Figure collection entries
++++++++
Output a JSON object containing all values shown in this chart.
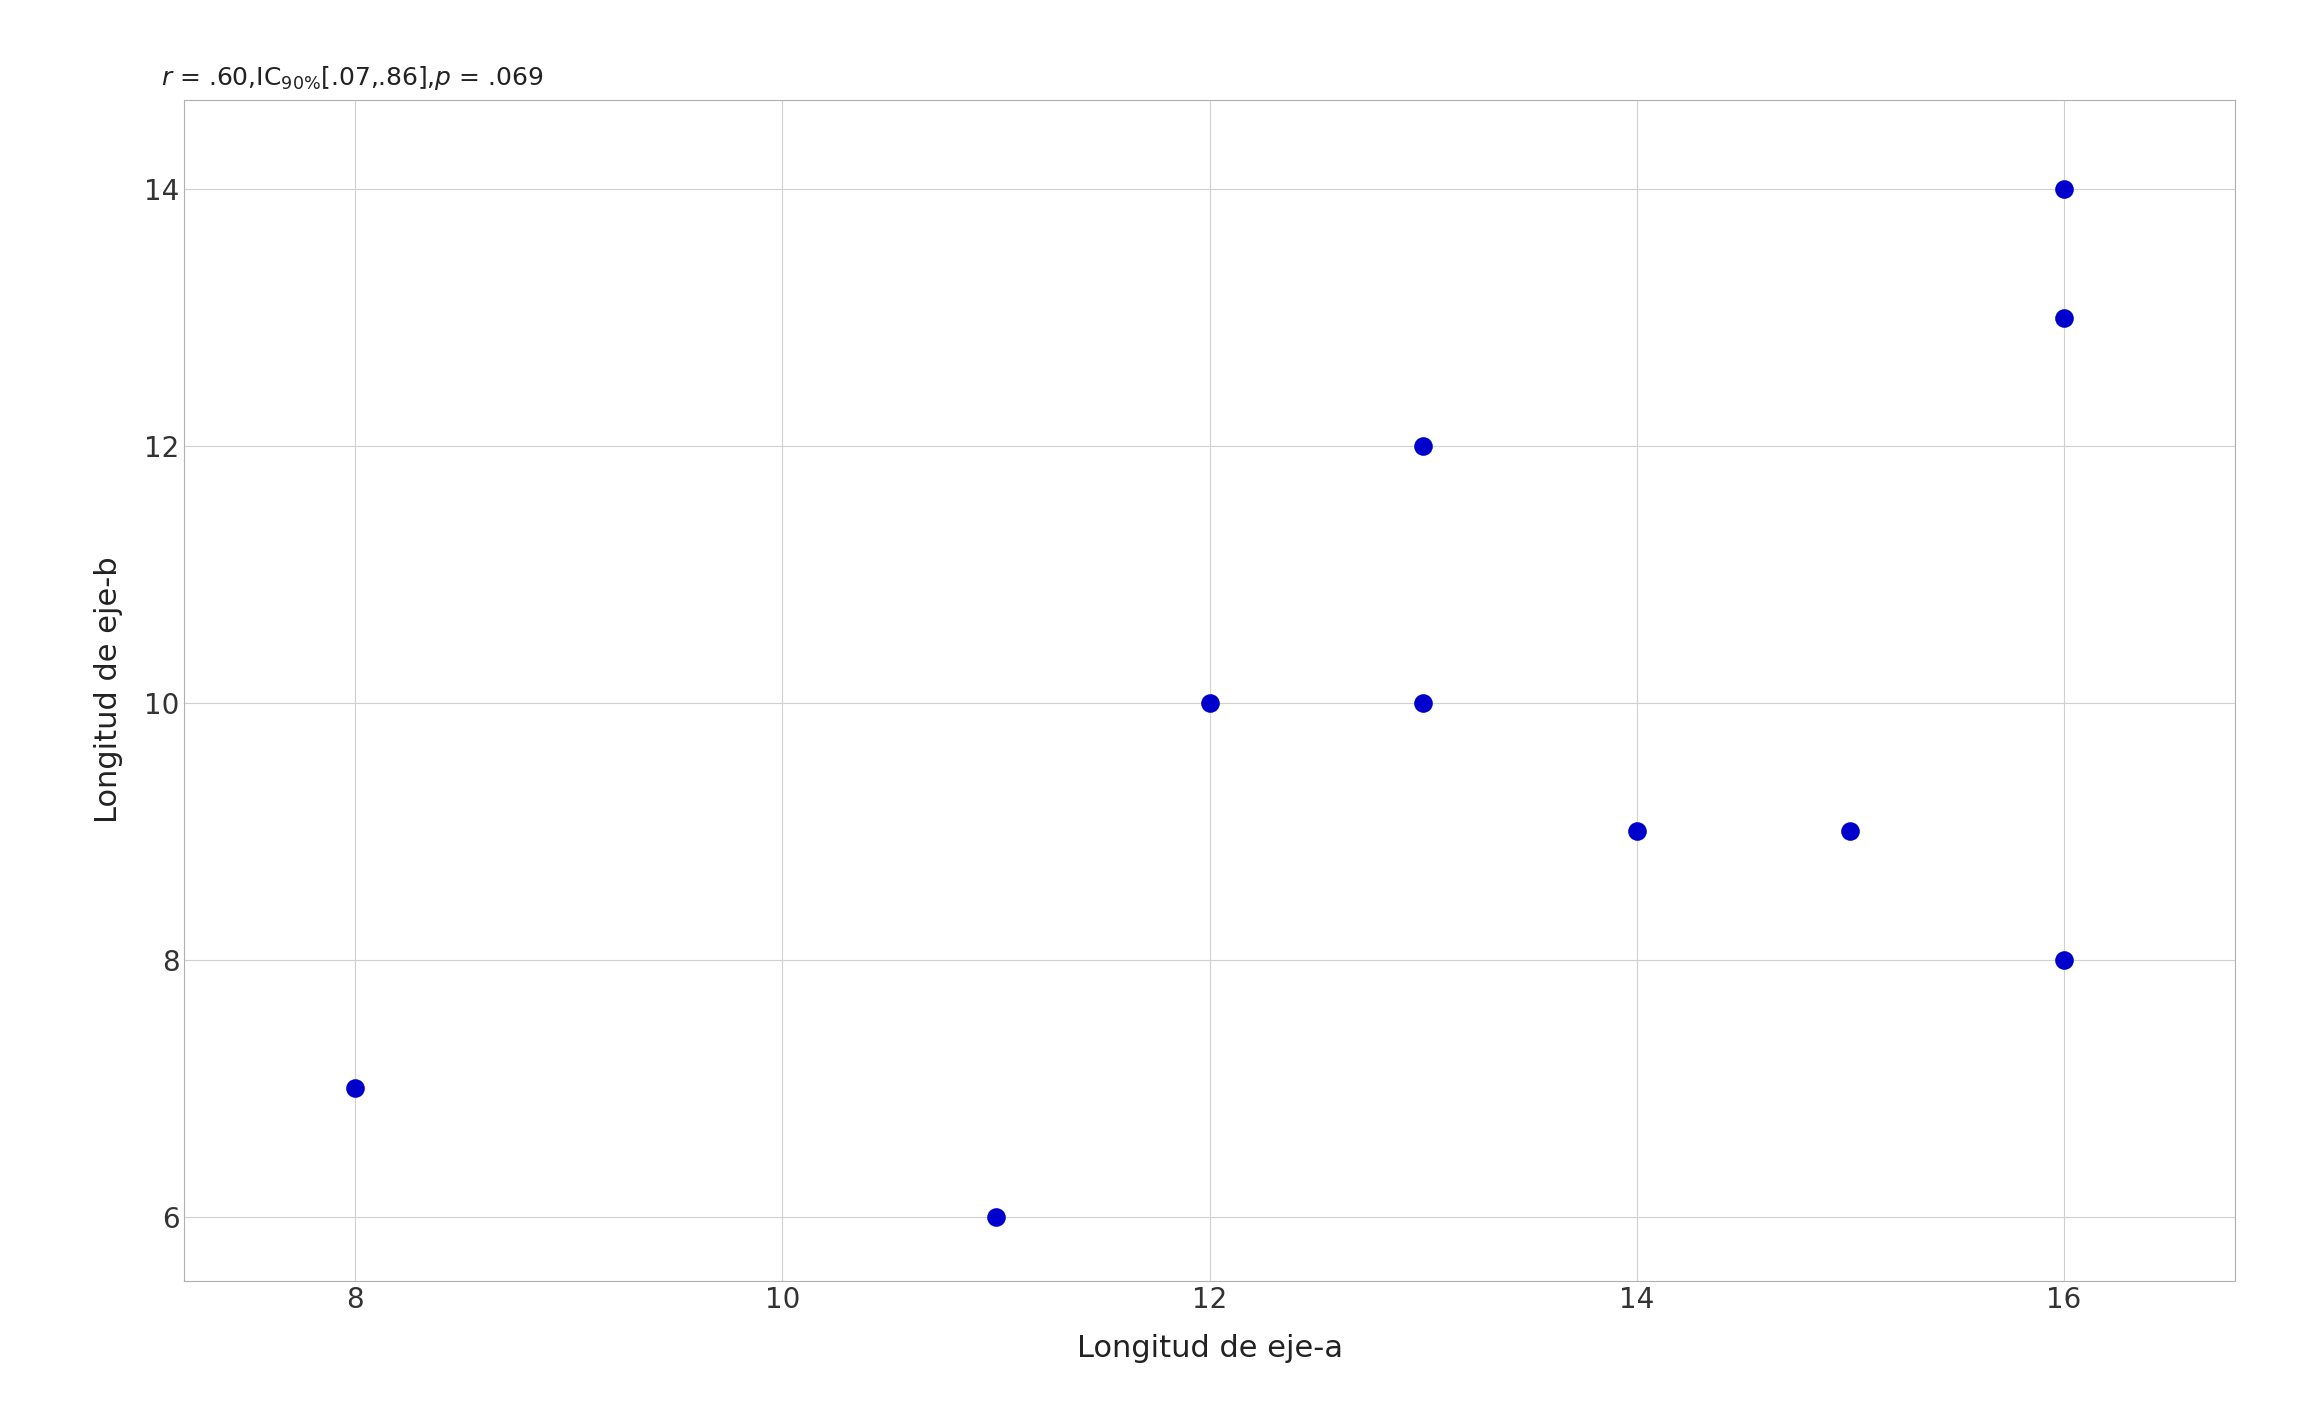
{
  "x": [
    8,
    11,
    12,
    13,
    13,
    14,
    15,
    16,
    16,
    16
  ],
  "y": [
    7,
    6,
    10,
    12,
    10,
    9,
    9,
    14,
    13,
    8
  ],
  "dot_color": "#0000CC",
  "dot_size": 180,
  "xlabel": "Longitud de eje-a",
  "ylabel": "Longitud de eje-b",
  "xlim": [
    7.2,
    16.8
  ],
  "ylim": [
    5.5,
    14.7
  ],
  "xticks": [
    8,
    10,
    12,
    14,
    16
  ],
  "yticks": [
    6,
    8,
    10,
    12,
    14
  ],
  "background_color": "#ffffff",
  "grid_color": "#d0d0d0",
  "annotation_fontsize": 18,
  "label_fontsize": 22,
  "tick_fontsize": 20
}
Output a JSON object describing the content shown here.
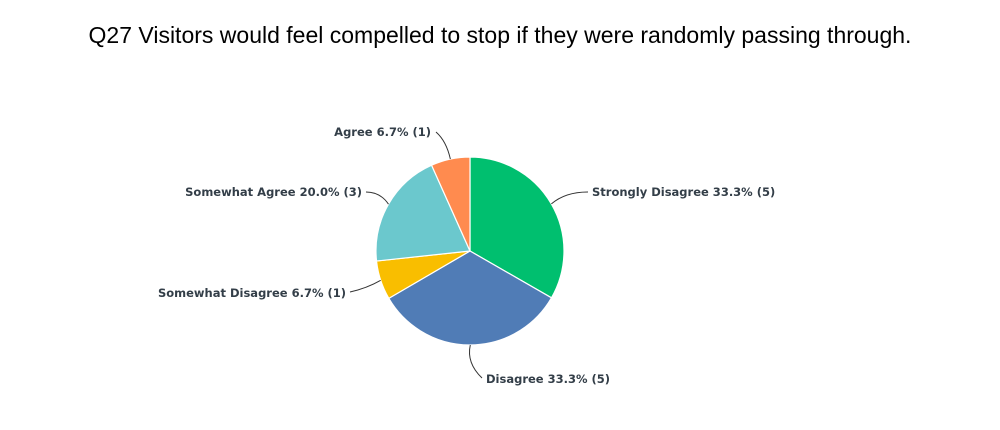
{
  "chart_data": {
    "type": "pie",
    "title": "Q27 Visitors would feel compelled to stop if they were randomly passing through.",
    "slices": [
      {
        "label": "Strongly Disagree 33.3% (5)",
        "category": "Strongly Disagree",
        "percent": 33.3,
        "count": 5,
        "color": "#00bf6f"
      },
      {
        "label": "Disagree 33.3% (5)",
        "category": "Disagree",
        "percent": 33.3,
        "count": 5,
        "color": "#507cb6"
      },
      {
        "label": "Somewhat Disagree 6.7% (1)",
        "category": "Somewhat Disagree",
        "percent": 6.7,
        "count": 1,
        "color": "#f9be00"
      },
      {
        "label": "Somewhat Agree 20.0% (3)",
        "category": "Somewhat Agree",
        "percent": 20.0,
        "count": 3,
        "color": "#6bc8cd"
      },
      {
        "label": "Agree 6.7% (1)",
        "category": "Agree",
        "percent": 6.7,
        "count": 1,
        "color": "#ff8b4f"
      }
    ]
  }
}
++++++++
# PROBLEM DESCRIPTION
Say how many lines above hold the word "JSON", giving only the count.

# WRITTEN ANSWER
2